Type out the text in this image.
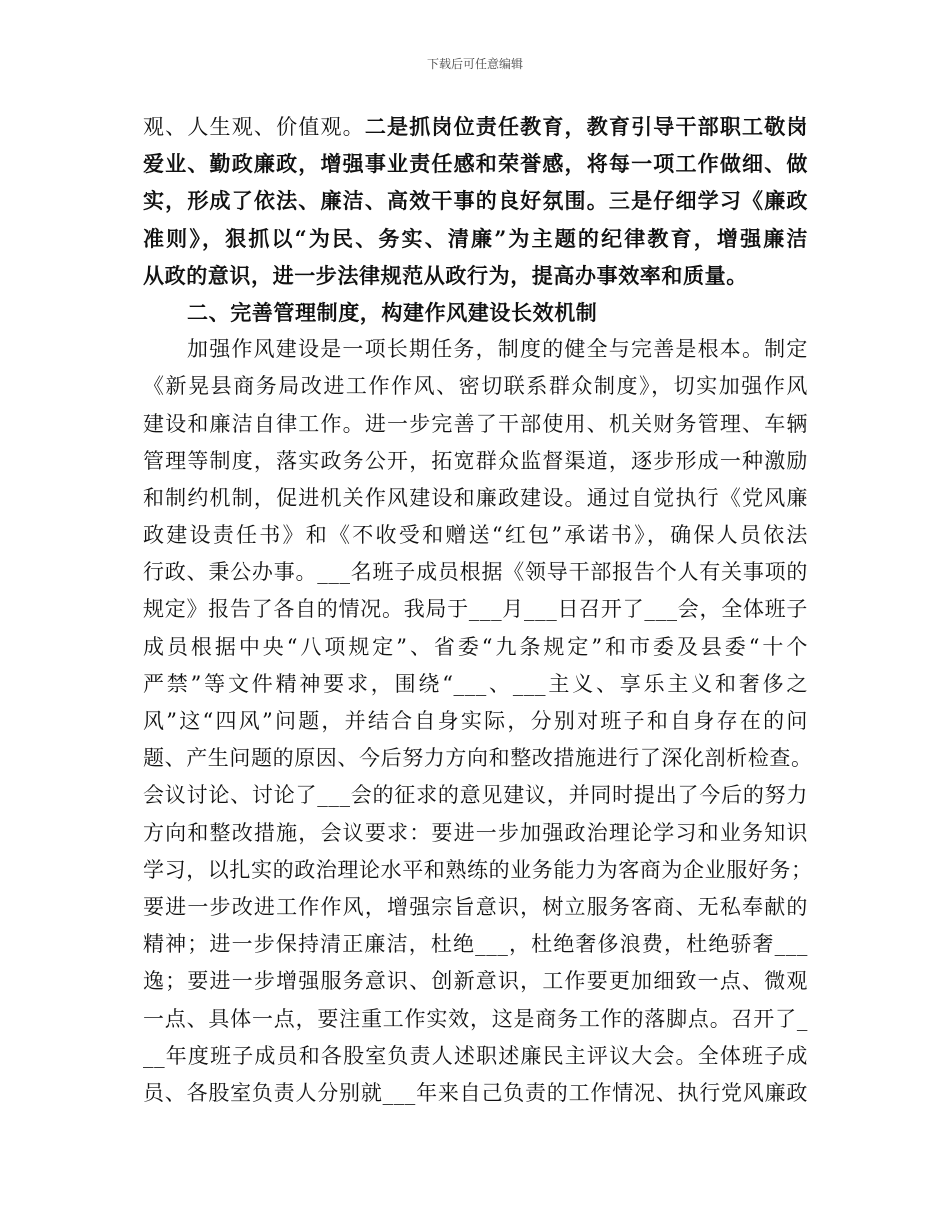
下载后可任意编辑
观、人生观、价值观。二是抓岗位责任教育，教育引导干部职工敬岗
爱业、勤政廉政，增强事业责任感和荣誉感，将每一项工作做细、做
实，形成了依法、廉洁、高效干事的良好氛围。三是仔细学习《廉政
准则》，狠抓以“为民、务实、清廉”为主题的纪律教育，增强廉洁
从政的意识，进一步法律规范从政行为，提高办事效率和质量。
二、完善管理制度，构建作风建设长效机制
加强作风建设是一项长期任务，制度的健全与完善是根本。制定
《新晃县商务局改进工作作风、密切联系群众制度》，切实加强作风
建设和廉洁自律工作。进一步完善了干部使用、机关财务管理、车辆
管理等制度，落实政务公开，拓宽群众监督渠道，逐步形成一种激励
和制约机制，促进机关作风建设和廉政建设。通过自觉执行《党风廉
政建设责任书》和《不收受和赠送“红包”承诺书》，确保人员依法
行政、秉公办事。___名班子成员根据《领导干部报告个人有关事项的
规定》报告了各自的情况。我局于___月___日召开了___会，全体班子
成员根据中央“八项规定”、省委“九条规定”和市委及县委“十个
严禁”等文件精神要求，围绕“___、___主义、享乐主义和奢侈之
风”这“四风”问题，并结合自身实际，分别对班子和自身存在的问
题、产生问题的原因、今后努力方向和整改措施进行了深化剖析检查。
会议讨论、讨论了___会的征求的意见建议，并同时提出了今后的努力
方向和整改措施，会议要求：要进一步加强政治理论学习和业务知识
学习，以扎实的政治理论水平和熟练的业务能力为客商为企业服好务；
要进一步改进工作作风，增强宗旨意识，树立服务客商、无私奉献的
精神；进一步保持清正廉洁，杜绝___，杜绝奢侈浪费，杜绝骄奢___
逸；要进一步增强服务意识、创新意识，工作要更加细致一点、微观
一点、具体一点，要注重工作实效，这是商务工作的落脚点。召开了_
__年度班子成员和各股室负责人述职述廉民主评议大会。全体班子成
员、各股室负责人分别就___年来自己负责的工作情况、执行党风廉政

--

**Problem statement**:
Omitting all images, print the listing exactly.

**Written answer**:
Type out the text in this image.
下载后可任意编辑
观、人生观、价值观。二是抓岗位责任教育，教育引导干部职工敬岗
爱业、勤政廉政，增强事业责任感和荣誉感，将每一项工作做细、做
实，形成了依法、廉洁、高效干事的良好氛围。三是仔细学习《廉政
准则》，狠抓以“为民、务实、清廉”为主题的纪律教育，增强廉洁
从政的意识，进一步法律规范从政行为，提高办事效率和质量。
二、完善管理制度，构建作风建设长效机制
加强作风建设是一项长期任务，制度的健全与完善是根本。制定
《新晃县商务局改进工作作风、密切联系群众制度》，切实加强作风
建设和廉洁自律工作。进一步完善了干部使用、机关财务管理、车辆
管理等制度，落实政务公开，拓宽群众监督渠道，逐步形成一种激励
和制约机制，促进机关作风建设和廉政建设。通过自觉执行《党风廉
政建设责任书》和《不收受和赠送“红包”承诺书》，确保人员依法
行政、秉公办事。___名班子成员根据《领导干部报告个人有关事项的
规定》报告了各自的情况。我局于___月___日召开了___会，全体班子
成员根据中央“八项规定”、省委“九条规定”和市委及县委“十个
严禁”等文件精神要求，围绕“___、___主义、享乐主义和奢侈之
风”这“四风”问题，并结合自身实际，分别对班子和自身存在的问
题、产生问题的原因、今后努力方向和整改措施进行了深化剖析检查。
会议讨论、讨论了___会的征求的意见建议，并同时提出了今后的努力
方向和整改措施，会议要求：要进一步加强政治理论学习和业务知识
学习，以扎实的政治理论水平和熟练的业务能力为客商为企业服好务；
要进一步改进工作作风，增强宗旨意识，树立服务客商、无私奉献的
精神；进一步保持清正廉洁，杜绝___，杜绝奢侈浪费，杜绝骄奢___
逸；要进一步增强服务意识、创新意识，工作要更加细致一点、微观
一点、具体一点，要注重工作实效，这是商务工作的落脚点。召开了_
__年度班子成员和各股室负责人述职述廉民主评议大会。全体班子成
员、各股室负责人分别就___年来自己负责的工作情况、执行党风廉政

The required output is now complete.